=== Problem requirements ===
Copy out, from the entries below, each line holding the string "they".

(Data records)
-.-.-

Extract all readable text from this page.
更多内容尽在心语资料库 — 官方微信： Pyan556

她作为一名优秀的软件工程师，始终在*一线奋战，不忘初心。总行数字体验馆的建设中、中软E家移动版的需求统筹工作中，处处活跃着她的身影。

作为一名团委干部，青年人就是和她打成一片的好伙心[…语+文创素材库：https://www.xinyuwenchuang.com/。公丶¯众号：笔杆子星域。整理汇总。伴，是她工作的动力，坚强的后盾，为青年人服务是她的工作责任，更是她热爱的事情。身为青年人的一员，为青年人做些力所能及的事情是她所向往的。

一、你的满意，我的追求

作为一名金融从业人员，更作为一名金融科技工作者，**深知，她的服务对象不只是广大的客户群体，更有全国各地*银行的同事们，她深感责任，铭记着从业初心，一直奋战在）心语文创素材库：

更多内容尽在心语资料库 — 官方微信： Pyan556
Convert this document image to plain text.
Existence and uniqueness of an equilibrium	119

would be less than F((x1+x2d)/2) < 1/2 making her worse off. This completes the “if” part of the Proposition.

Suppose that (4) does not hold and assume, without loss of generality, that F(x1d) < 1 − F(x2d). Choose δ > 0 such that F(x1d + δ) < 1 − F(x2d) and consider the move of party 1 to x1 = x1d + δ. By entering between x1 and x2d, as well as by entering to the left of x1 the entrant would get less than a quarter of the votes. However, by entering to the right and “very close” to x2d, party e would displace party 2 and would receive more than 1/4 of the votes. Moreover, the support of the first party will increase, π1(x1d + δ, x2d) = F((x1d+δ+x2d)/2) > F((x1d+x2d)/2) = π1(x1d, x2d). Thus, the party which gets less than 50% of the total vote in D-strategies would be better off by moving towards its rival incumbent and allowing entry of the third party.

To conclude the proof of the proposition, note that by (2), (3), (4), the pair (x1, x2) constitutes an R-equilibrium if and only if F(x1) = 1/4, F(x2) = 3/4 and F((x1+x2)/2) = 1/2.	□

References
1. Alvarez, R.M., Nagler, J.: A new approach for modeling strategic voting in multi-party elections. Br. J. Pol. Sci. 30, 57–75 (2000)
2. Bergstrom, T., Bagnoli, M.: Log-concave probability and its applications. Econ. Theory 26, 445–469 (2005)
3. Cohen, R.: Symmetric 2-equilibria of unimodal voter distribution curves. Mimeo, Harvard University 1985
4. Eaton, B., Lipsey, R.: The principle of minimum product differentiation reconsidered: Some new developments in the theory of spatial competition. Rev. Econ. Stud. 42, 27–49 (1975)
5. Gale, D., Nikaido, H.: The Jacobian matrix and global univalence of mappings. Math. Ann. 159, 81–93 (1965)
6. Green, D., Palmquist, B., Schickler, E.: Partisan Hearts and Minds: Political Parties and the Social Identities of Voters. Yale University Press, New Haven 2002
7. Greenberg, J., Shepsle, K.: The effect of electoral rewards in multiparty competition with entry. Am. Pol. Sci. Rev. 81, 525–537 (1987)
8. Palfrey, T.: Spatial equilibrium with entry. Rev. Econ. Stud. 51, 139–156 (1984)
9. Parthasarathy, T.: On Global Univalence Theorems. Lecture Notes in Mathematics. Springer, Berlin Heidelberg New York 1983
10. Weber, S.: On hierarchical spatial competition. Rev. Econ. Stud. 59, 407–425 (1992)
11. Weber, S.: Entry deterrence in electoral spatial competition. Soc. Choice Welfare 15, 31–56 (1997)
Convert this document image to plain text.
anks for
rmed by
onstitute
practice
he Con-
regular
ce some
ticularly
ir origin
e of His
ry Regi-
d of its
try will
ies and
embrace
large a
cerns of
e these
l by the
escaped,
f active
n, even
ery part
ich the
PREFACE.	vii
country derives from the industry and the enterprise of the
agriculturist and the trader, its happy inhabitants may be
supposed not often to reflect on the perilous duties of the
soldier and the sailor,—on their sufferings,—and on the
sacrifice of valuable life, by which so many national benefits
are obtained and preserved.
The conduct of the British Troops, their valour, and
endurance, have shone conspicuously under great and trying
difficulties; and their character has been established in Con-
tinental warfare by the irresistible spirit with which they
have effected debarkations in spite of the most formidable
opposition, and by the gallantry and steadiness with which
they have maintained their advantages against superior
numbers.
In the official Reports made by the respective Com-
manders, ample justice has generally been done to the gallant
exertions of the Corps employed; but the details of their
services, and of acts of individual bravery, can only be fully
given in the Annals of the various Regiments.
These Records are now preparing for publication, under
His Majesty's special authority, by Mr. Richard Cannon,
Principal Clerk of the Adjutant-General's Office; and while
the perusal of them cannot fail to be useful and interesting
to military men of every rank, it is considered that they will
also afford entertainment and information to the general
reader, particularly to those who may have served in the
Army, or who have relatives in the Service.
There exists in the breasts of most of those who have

-.-.-

=== Finished task ===
tinental warfare by the irresistible spirit with which they
they have maintained their advantages against superior
to military men of every rank, it is considered that they will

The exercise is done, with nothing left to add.